- Exercise -
Every record should be repeated exactly, except that pictures are left out.

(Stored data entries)
>> start
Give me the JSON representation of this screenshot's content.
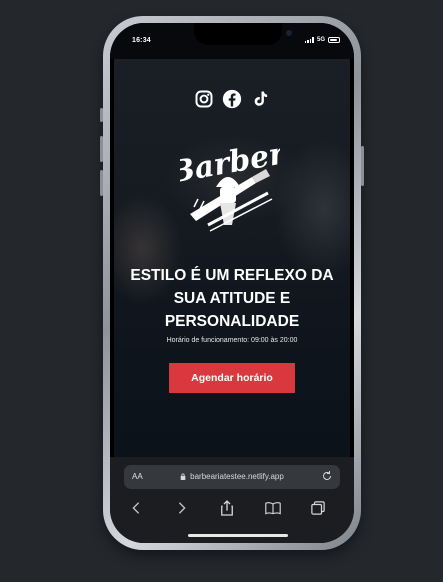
{
  "status_bar": {
    "time": "16:34",
    "network": "5G"
  },
  "site": {
    "logo_text": "Barber",
    "headline_lines": [
      "ESTILO É UM REFLEXO DA",
      "SUA ATITUDE E",
      "PERSONALIDADE"
    ],
    "hours": "Horário de funcionamento: 09:00 às 20:00",
    "cta_label": "Agendar horário",
    "accent_color": "#d9383f",
    "social_icons": [
      "instagram-icon",
      "facebook-icon",
      "tiktok-icon"
    ]
  },
  "browser": {
    "text_size_label": "AA",
    "url": "barbeariatestee.netlify.app",
    "toolbar_icons": [
      "back-icon",
      "forward-icon",
      "share-icon",
      "bookmarks-icon",
      "tabs-icon"
    ]
  }
}
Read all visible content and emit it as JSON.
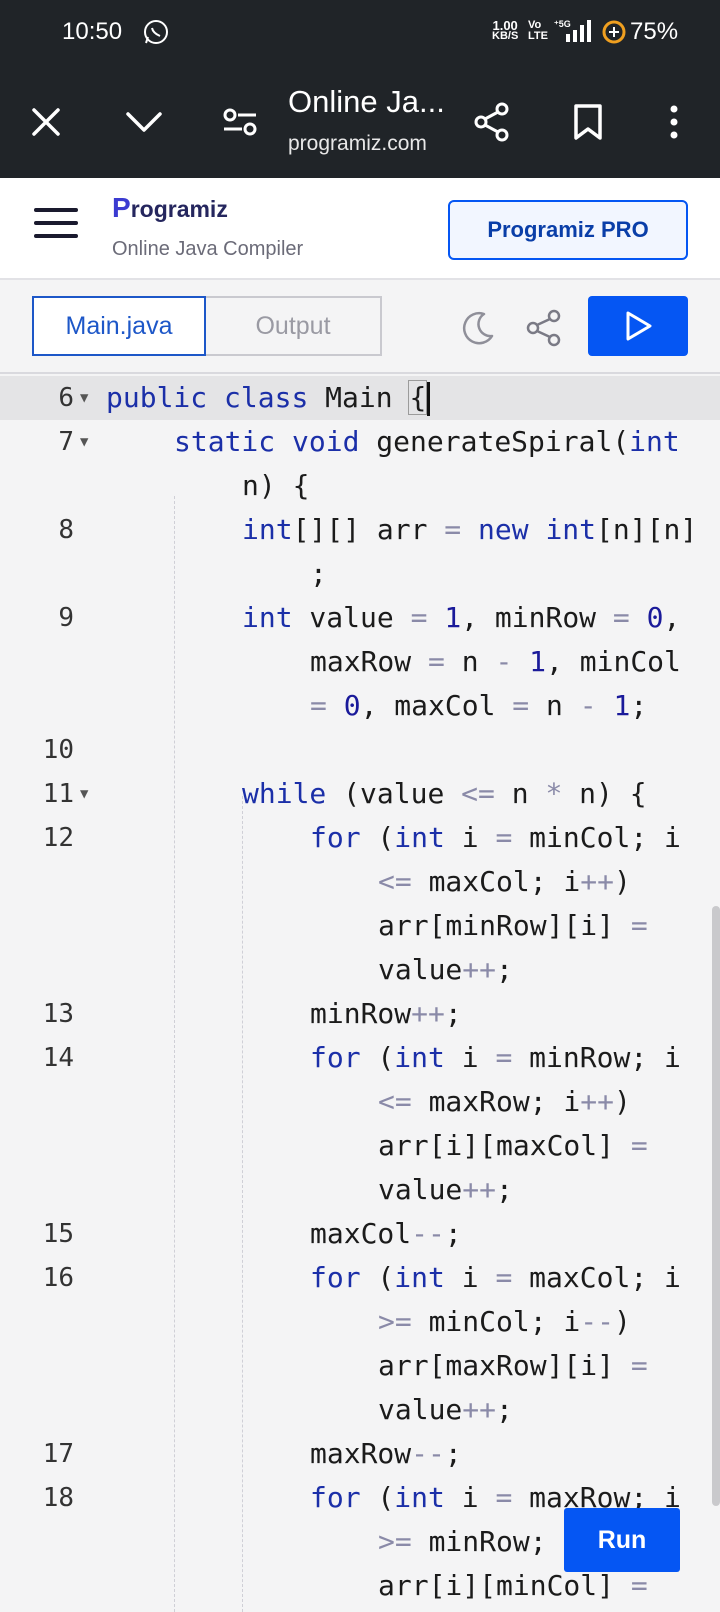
{
  "status_bar": {
    "time": "10:50",
    "net_speed_value": "1.00",
    "net_speed_unit": "KB/S",
    "volte_top": "Vo",
    "volte_bottom": "LTE",
    "network": "5G",
    "battery": "75%"
  },
  "browser_toolbar": {
    "title": "Online Ja...",
    "url": "programiz.com"
  },
  "site_header": {
    "logo_initial": "P",
    "logo_rest": "rogramiz",
    "subtitle": "Online Java Compiler",
    "pro_button": "Programiz PRO"
  },
  "tabs": {
    "main": "Main.java",
    "output": "Output"
  },
  "editor": {
    "lines": [
      {
        "n": "6",
        "fold": true,
        "text": "public class Main {"
      },
      {
        "n": "7",
        "fold": true,
        "text": "static void generateSpiral(int n) {"
      },
      {
        "n": "8",
        "fold": false,
        "text": "int[][] arr = new int[n][n];"
      },
      {
        "n": "9",
        "fold": false,
        "text": "int value = 1, minRow = 0, maxRow = n - 1, minCol = 0, maxCol = n - 1;"
      },
      {
        "n": "10",
        "fold": false,
        "text": ""
      },
      {
        "n": "11",
        "fold": true,
        "text": "while (value <= n * n) {"
      },
      {
        "n": "12",
        "fold": false,
        "text": "for (int i = minCol; i <= maxCol; i++) arr[minRow][i] = value++;"
      },
      {
        "n": "13",
        "fold": false,
        "text": "minRow++;"
      },
      {
        "n": "14",
        "fold": false,
        "text": "for (int i = minRow; i <= maxRow; i++) arr[i][maxCol] = value++;"
      },
      {
        "n": "15",
        "fold": false,
        "text": "maxCol--;"
      },
      {
        "n": "16",
        "fold": false,
        "text": "for (int i = maxCol; i >= minCol; i--) arr[maxRow][i] = value++;"
      },
      {
        "n": "17",
        "fold": false,
        "text": "maxRow--;"
      },
      {
        "n": "18",
        "fold": false,
        "text": "for (int i = maxRow; i >= minRow; i--) arr[i][minCol] ="
      }
    ]
  },
  "run_button_label": "Run",
  "colors": {
    "accent": "#0556f3",
    "keyword": "#1b2fa8",
    "toolbar_bg": "#202428"
  }
}
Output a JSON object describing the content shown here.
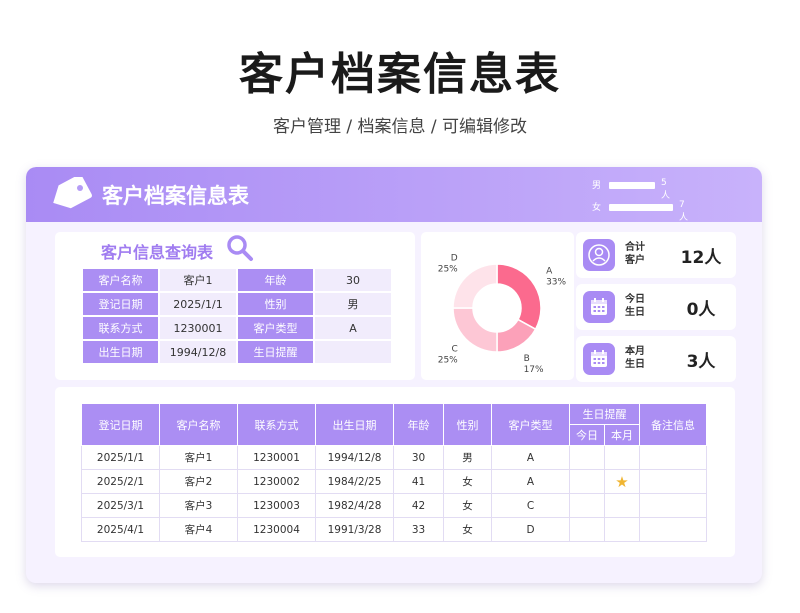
{
  "header": {
    "title": "客户档案信息表",
    "subtitle": "客户管理 / 档案信息 /  可编辑修改"
  },
  "banner": {
    "title": "客户档案信息表",
    "gender": [
      {
        "label": "男",
        "count": "5人",
        "fraction": 0.42
      },
      {
        "label": "女",
        "count": "7人",
        "fraction": 0.58
      }
    ]
  },
  "query": {
    "title": "客户信息查询表",
    "rows": [
      {
        "k1": "客户名称",
        "v1": "客户1",
        "k2": "年龄",
        "v2": "30"
      },
      {
        "k1": "登记日期",
        "v1": "2025/1/1",
        "k2": "性别",
        "v2": "男"
      },
      {
        "k1": "联系方式",
        "v1": "1230001",
        "k2": "客户类型",
        "v2": "A"
      },
      {
        "k1": "出生日期",
        "v1": "1994/12/8",
        "k2": "生日提醒",
        "v2": ""
      }
    ]
  },
  "chart_data": {
    "type": "pie",
    "categories": [
      "A",
      "B",
      "C",
      "D"
    ],
    "values": [
      33,
      17,
      25,
      25
    ],
    "labels": [
      "33%",
      "17%",
      "25%",
      "25%"
    ],
    "colors": [
      "#fb6a8e",
      "#fca1b9",
      "#fdc7d5",
      "#fee3ea"
    ]
  },
  "stats": [
    {
      "label": "合计客户",
      "value": "12人",
      "icon": "user-icon"
    },
    {
      "label": "今日生日",
      "value": "0人",
      "icon": "calendar-icon"
    },
    {
      "label": "本月生日",
      "value": "3人",
      "icon": "calendar-icon"
    }
  ],
  "table": {
    "headers": {
      "reg_date": "登记日期",
      "name": "客户名称",
      "contact": "联系方式",
      "birth": "出生日期",
      "age": "年龄",
      "gender": "性别",
      "type": "客户类型",
      "reminder": "生日提醒",
      "today": "今日",
      "month": "本月",
      "note": "备注信息"
    },
    "rows": [
      {
        "reg_date": "2025/1/1",
        "name": "客户1",
        "contact": "1230001",
        "birth": "1994/12/8",
        "age": "30",
        "gender": "男",
        "type": "A",
        "today": "",
        "month": "",
        "note": ""
      },
      {
        "reg_date": "2025/2/1",
        "name": "客户2",
        "contact": "1230002",
        "birth": "1984/2/25",
        "age": "41",
        "gender": "女",
        "type": "A",
        "today": "",
        "month": "★",
        "note": ""
      },
      {
        "reg_date": "2025/3/1",
        "name": "客户3",
        "contact": "1230003",
        "birth": "1982/4/28",
        "age": "42",
        "gender": "女",
        "type": "C",
        "today": "",
        "month": "",
        "note": ""
      },
      {
        "reg_date": "2025/4/1",
        "name": "客户4",
        "contact": "1230004",
        "birth": "1991/3/28",
        "age": "33",
        "gender": "女",
        "type": "D",
        "today": "",
        "month": "",
        "note": ""
      }
    ]
  }
}
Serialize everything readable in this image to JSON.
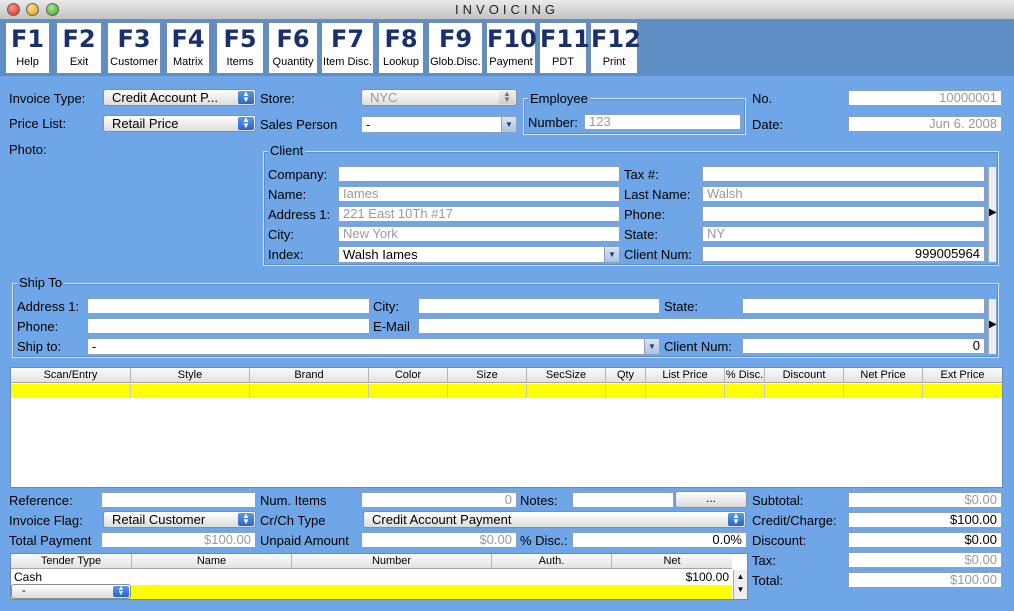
>> end
- Worked solution -
Give me the JSON representation of this screenshot's content.
{
  "status_bar": {
    "time": "16:34",
    "network": "5G"
  },
  "site": {
    "logo_text": "Barber",
    "headline_lines": [
      "ESTILO É UM REFLEXO DA",
      "SUA ATITUDE E",
      "PERSONALIDADE"
    ],
    "hours": "Horário de funcionamento: 09:00 às 20:00",
    "cta_label": "Agendar horário",
    "accent_color": "#d9383f",
    "social_icons": [
      "instagram-icon",
      "facebook-icon",
      "tiktok-icon"
    ]
  },
  "browser": {
    "text_size_label": "AA",
    "url": "barbeariatestee.netlify.app",
    "toolbar_icons": [
      "back-icon",
      "forward-icon",
      "share-icon",
      "bookmarks-icon",
      "tabs-icon"
    ]
  }
}
Read all visible content and emit it as JSON.
{
  "status_bar": {
    "time": "10:50",
    "net_speed_value": "1.00",
    "net_speed_unit": "KB/S",
    "volte_top": "Vo",
    "volte_bottom": "LTE",
    "network": "5G",
    "battery": "75%"
  },
  "browser_toolbar": {
    "title": "Online Ja...",
    "url": "programiz.com"
  },
  "site_header": {
    "logo_initial": "P",
    "logo_rest": "rogramiz",
    "subtitle": "Online Java Compiler",
    "pro_button": "Programiz PRO"
  },
  "tabs": {
    "main": "Main.java",
    "output": "Output"
  },
  "editor": {
    "lines": [
      {
        "n": "6",
        "fold": true,
        "text": "public class Main {"
      },
      {
        "n": "7",
        "fold": true,
        "text": "static void generateSpiral(int n) {"
      },
      {
        "n": "8",
        "fold": false,
        "text": "int[][] arr = new int[n][n];"
      },
      {
        "n": "9",
        "fold": false,
        "text": "int value = 1, minRow = 0, maxRow = n - 1, minCol = 0, maxCol = n - 1;"
      },
      {
        "n": "10",
        "fold": false,
        "text": ""
      },
      {
        "n": "11",
        "fold": true,
        "text": "while (value <= n * n) {"
      },
      {
        "n": "12",
        "fold": false,
        "text": "for (int i = minCol; i <= maxCol; i++) arr[minRow][i] = value++;"
      },
      {
        "n": "13",
        "fold": false,
        "text": "minRow++;"
      },
      {
        "n": "14",
        "fold": false,
        "text": "for (int i = minRow; i <= maxRow; i++) arr[i][maxCol] = value++;"
      },
      {
        "n": "15",
        "fold": false,
        "text": "maxCol--;"
      },
      {
        "n": "16",
        "fold": false,
        "text": "for (int i = maxCol; i >= minCol; i--) arr[maxRow][i] = value++;"
      },
      {
        "n": "17",
        "fold": false,
        "text": "maxRow--;"
      },
      {
        "n": "18",
        "fold": false,
        "text": "for (int i = maxRow; i >= minRow; i--) arr[i][minCol] ="
      }
    ]
  },
  "run_button_label": "Run",
  "colors": {
    "accent": "#0556f3",
    "keyword": "#1b2fa8",
    "toolbar_bg": "#202428"
  }
}
Output a JSON object describing the content shown here.
{
  "header": {
    "title": "客户档案信息表",
    "subtitle": "客户管理 / 档案信息 /  可编辑修改"
  },
  "banner": {
    "title": "客户档案信息表",
    "gender": [
      {
        "label": "男",
        "count": "5人",
        "fraction": 0.42
      },
      {
        "label": "女",
        "count": "7人",
        "fraction": 0.58
      }
    ]
  },
  "query": {
    "title": "客户信息查询表",
    "rows": [
      {
        "k1": "客户名称",
        "v1": "客户1",
        "k2": "年龄",
        "v2": "30"
      },
      {
        "k1": "登记日期",
        "v1": "2025/1/1",
        "k2": "性别",
        "v2": "男"
      },
      {
        "k1": "联系方式",
        "v1": "1230001",
        "k2": "客户类型",
        "v2": "A"
      },
      {
        "k1": "出生日期",
        "v1": "1994/12/8",
        "k2": "生日提醒",
        "v2": ""
      }
    ]
  },
  "chart_data": {
    "type": "pie",
    "categories": [
      "A",
      "B",
      "C",
      "D"
    ],
    "values": [
      33,
      17,
      25,
      25
    ],
    "labels": [
      "33%",
      "17%",
      "25%",
      "25%"
    ],
    "colors": [
      "#fb6a8e",
      "#fca1b9",
      "#fdc7d5",
      "#fee3ea"
    ]
  },
  "stats": [
    {
      "label": "合计客户",
      "value": "12人",
      "icon": "user-icon"
    },
    {
      "label": "今日生日",
      "value": "0人",
      "icon": "calendar-icon"
    },
    {
      "label": "本月生日",
      "value": "3人",
      "icon": "calendar-icon"
    }
  ],
  "table": {
    "headers": {
      "reg_date": "登记日期",
      "name": "客户名称",
      "contact": "联系方式",
      "birth": "出生日期",
      "age": "年龄",
      "gender": "性别",
      "type": "客户类型",
      "reminder": "生日提醒",
      "today": "今日",
      "month": "本月",
      "note": "备注信息"
    },
    "rows": [
      {
        "reg_date": "2025/1/1",
        "name": "客户1",
        "contact": "1230001",
        "birth": "1994/12/8",
        "age": "30",
        "gender": "男",
        "type": "A",
        "today": "",
        "month": "",
        "note": ""
      },
      {
        "reg_date": "2025/2/1",
        "name": "客户2",
        "contact": "1230002",
        "birth": "1984/2/25",
        "age": "41",
        "gender": "女",
        "type": "A",
        "today": "",
        "month": "★",
        "note": ""
      },
      {
        "reg_date": "2025/3/1",
        "name": "客户3",
        "contact": "1230003",
        "birth": "1982/4/28",
        "age": "42",
        "gender": "女",
        "type": "C",
        "today": "",
        "month": "",
        "note": ""
      },
      {
        "reg_date": "2025/4/1",
        "name": "客户4",
        "contact": "1230004",
        "birth": "1991/3/28",
        "age": "33",
        "gender": "女",
        "type": "D",
        "today": "",
        "month": "",
        "note": ""
      }
    ]
  }
}
Serialize everything readable in this image to JSON.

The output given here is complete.